Stated goal
Repeat, exactly and completely, the material that follows. Omit the pictures.

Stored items
━━━━━━
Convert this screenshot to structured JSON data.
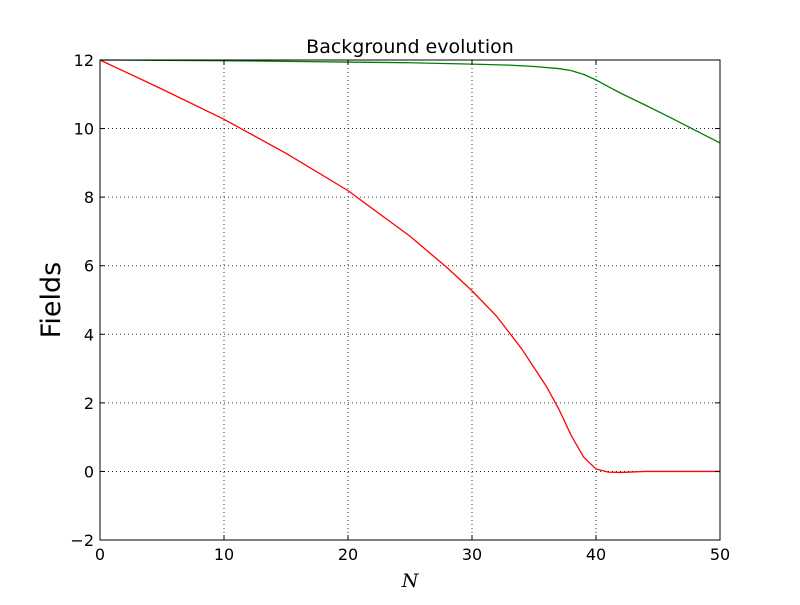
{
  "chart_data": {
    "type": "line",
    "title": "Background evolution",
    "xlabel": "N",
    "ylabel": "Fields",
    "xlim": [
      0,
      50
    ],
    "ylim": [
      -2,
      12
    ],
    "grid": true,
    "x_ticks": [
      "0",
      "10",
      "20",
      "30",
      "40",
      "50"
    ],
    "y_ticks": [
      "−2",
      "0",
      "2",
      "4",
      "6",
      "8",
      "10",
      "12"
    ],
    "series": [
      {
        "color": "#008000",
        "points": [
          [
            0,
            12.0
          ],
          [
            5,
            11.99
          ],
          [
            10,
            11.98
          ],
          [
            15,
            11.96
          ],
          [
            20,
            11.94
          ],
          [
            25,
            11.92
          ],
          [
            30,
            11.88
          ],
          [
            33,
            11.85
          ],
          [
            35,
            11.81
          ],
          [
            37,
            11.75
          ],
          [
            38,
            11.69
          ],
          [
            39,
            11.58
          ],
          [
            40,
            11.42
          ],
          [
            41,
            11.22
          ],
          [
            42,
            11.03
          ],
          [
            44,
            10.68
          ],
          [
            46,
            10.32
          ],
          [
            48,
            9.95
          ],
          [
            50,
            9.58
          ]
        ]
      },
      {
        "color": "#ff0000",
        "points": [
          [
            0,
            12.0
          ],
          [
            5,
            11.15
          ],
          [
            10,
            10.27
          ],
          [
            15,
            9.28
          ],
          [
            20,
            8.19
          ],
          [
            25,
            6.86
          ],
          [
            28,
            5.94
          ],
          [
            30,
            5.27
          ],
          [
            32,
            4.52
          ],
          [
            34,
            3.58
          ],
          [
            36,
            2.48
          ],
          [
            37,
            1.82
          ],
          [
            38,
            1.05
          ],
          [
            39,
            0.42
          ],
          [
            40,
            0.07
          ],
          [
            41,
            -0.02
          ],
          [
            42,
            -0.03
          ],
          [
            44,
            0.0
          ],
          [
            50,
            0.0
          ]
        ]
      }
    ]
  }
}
━━━━━━
Reply
Convert this screenshot to structured JSON data.
{
  "chart_data": {
    "type": "line",
    "title": "Background evolution",
    "xlabel": "N",
    "ylabel": "Fields",
    "xlim": [
      0,
      50
    ],
    "ylim": [
      -2,
      12
    ],
    "grid": true,
    "x_ticks": [
      "0",
      "10",
      "20",
      "30",
      "40",
      "50"
    ],
    "y_ticks": [
      "−2",
      "0",
      "2",
      "4",
      "6",
      "8",
      "10",
      "12"
    ],
    "series": [
      {
        "color": "#008000",
        "points": [
          [
            0,
            12.0
          ],
          [
            5,
            11.99
          ],
          [
            10,
            11.98
          ],
          [
            15,
            11.96
          ],
          [
            20,
            11.94
          ],
          [
            25,
            11.92
          ],
          [
            30,
            11.88
          ],
          [
            33,
            11.85
          ],
          [
            35,
            11.81
          ],
          [
            37,
            11.75
          ],
          [
            38,
            11.69
          ],
          [
            39,
            11.58
          ],
          [
            40,
            11.42
          ],
          [
            41,
            11.22
          ],
          [
            42,
            11.03
          ],
          [
            44,
            10.68
          ],
          [
            46,
            10.32
          ],
          [
            48,
            9.95
          ],
          [
            50,
            9.58
          ]
        ]
      },
      {
        "color": "#ff0000",
        "points": [
          [
            0,
            12.0
          ],
          [
            5,
            11.15
          ],
          [
            10,
            10.27
          ],
          [
            15,
            9.28
          ],
          [
            20,
            8.19
          ],
          [
            25,
            6.86
          ],
          [
            28,
            5.94
          ],
          [
            30,
            5.27
          ],
          [
            32,
            4.52
          ],
          [
            34,
            3.58
          ],
          [
            36,
            2.48
          ],
          [
            37,
            1.82
          ],
          [
            38,
            1.05
          ],
          [
            39,
            0.42
          ],
          [
            40,
            0.07
          ],
          [
            41,
            -0.02
          ],
          [
            42,
            -0.03
          ],
          [
            44,
            0.0
          ],
          [
            50,
            0.0
          ]
        ]
      }
    ]
  }
}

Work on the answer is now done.